INSTRUCTIONS FOR THE TASK: Print the listing in its entirety and exactly, leaving out images.
— start DATASET RECORDS —
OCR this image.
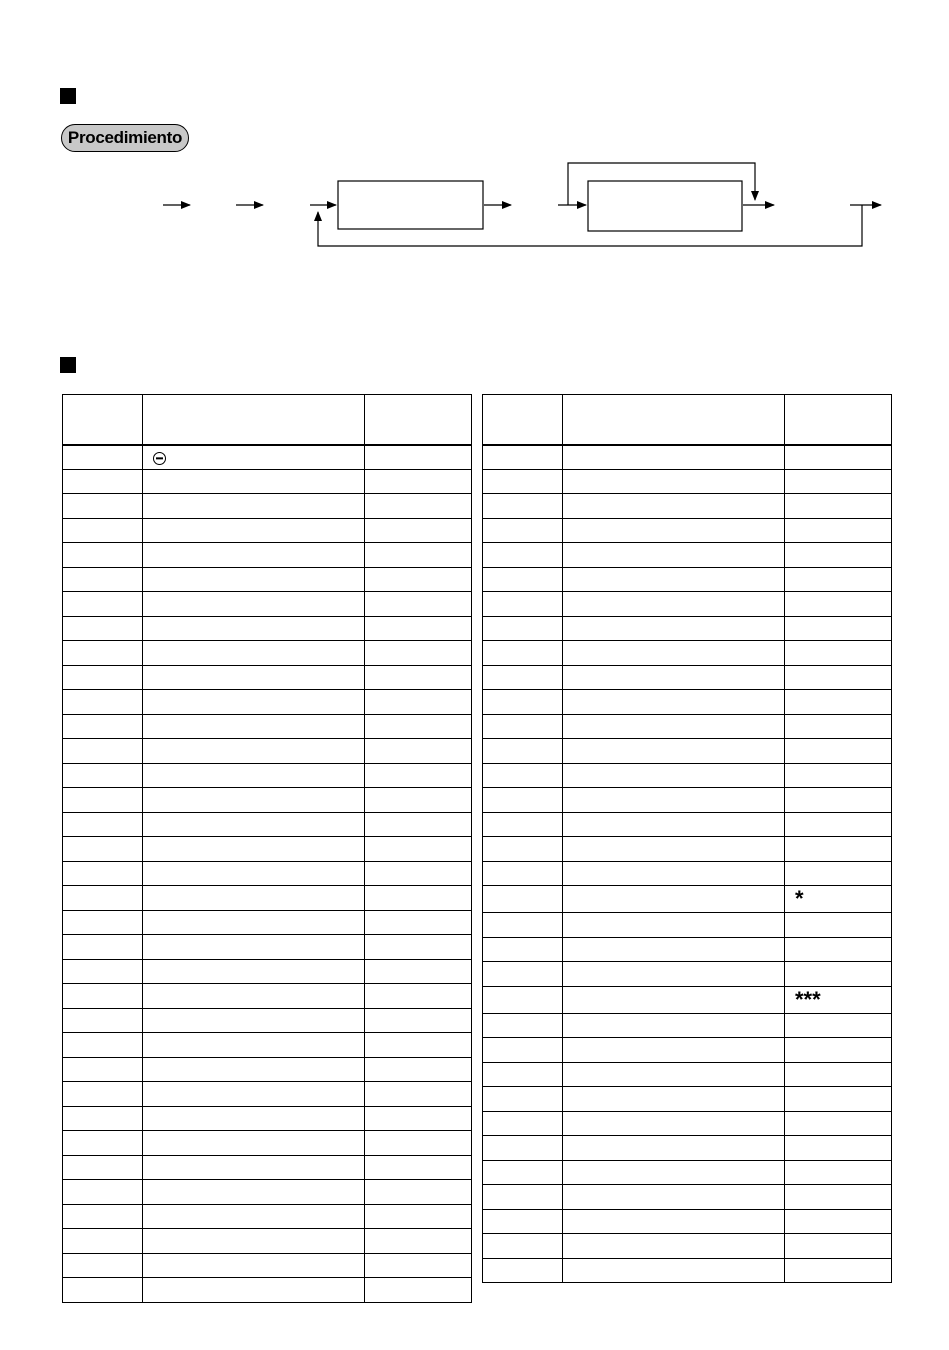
Procedimiento

		*

		***
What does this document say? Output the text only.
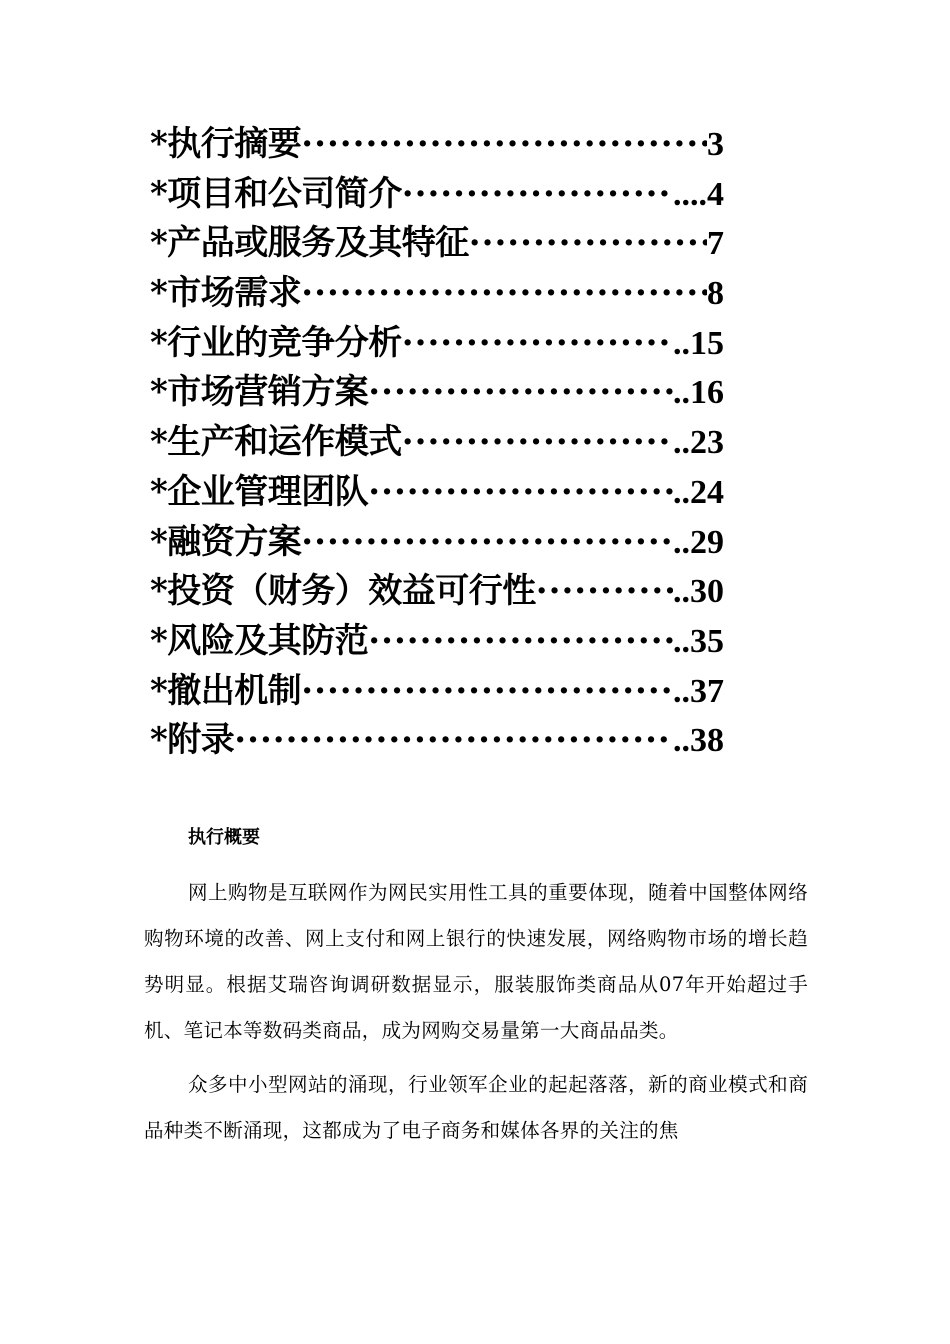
*执行摘要 ·····	3
*项目和公司简介 ·····	....4
*产品或服务及其特征 ·····	7
*市场需求 ·····	8
*行业的竞争分析 ·····	..15
*市场营销方案 ·····	..16
*生产和运作模式 ·····	..23
*企业管理团队 ·····	..24
*融资方案 ·····	..29
*投资（财务）效益可行性 ·····	..30
*风险及其防范 ·····	..35
*撤出机制 ·····	..37
*附录 ·····	..38
执行概要

网上购物是互联网作为网民实用性工具的重要体现，随着中国整体网络购物环境的改善、网上支付和网上银行的快速发展，网络购物市场的增长趋势明显。根据艾瑞咨询调研数据显示，服装服饰类商品从07年开始超过手机、笔记本等数码类商品，成为网购交易量第一大商品品类。

众多中小型网站的涌现，行业领军企业的起起落落，新的商业模式和商品种类不断涌现，这都成为了电子商务和媒体各界的关注的焦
— end DATASET RECORDS —
THE OUTPUT:
OCR this image.
Procedimiento

		*

		***
What does this document say? Output the text only.
*执行摘要 ·····	3
*项目和公司简介 ·····	....4
*产品或服务及其特征 ·····	7
*市场需求 ·····	8
*行业的竞争分析 ·····	..15
*市场营销方案 ·····	..16
*生产和运作模式 ·····	..23
*企业管理团队 ·····	..24
*融资方案 ·····	..29
*投资（财务）效益可行性 ·····	..30
*风险及其防范 ·····	..35
*撤出机制 ·····	..37
*附录 ·····	..38
执行概要

网上购物是互联网作为网民实用性工具的重要体现，随着中国整体网络购物环境的改善、网上支付和网上银行的快速发展，网络购物市场的增长趋势明显。根据艾瑞咨询调研数据显示，服装服饰类商品从07年开始超过手机、笔记本等数码类商品，成为网购交易量第一大商品品类。

众多中小型网站的涌现，行业领军企业的起起落落，新的商业模式和商品种类不断涌现，这都成为了电子商务和媒体各界的关注的焦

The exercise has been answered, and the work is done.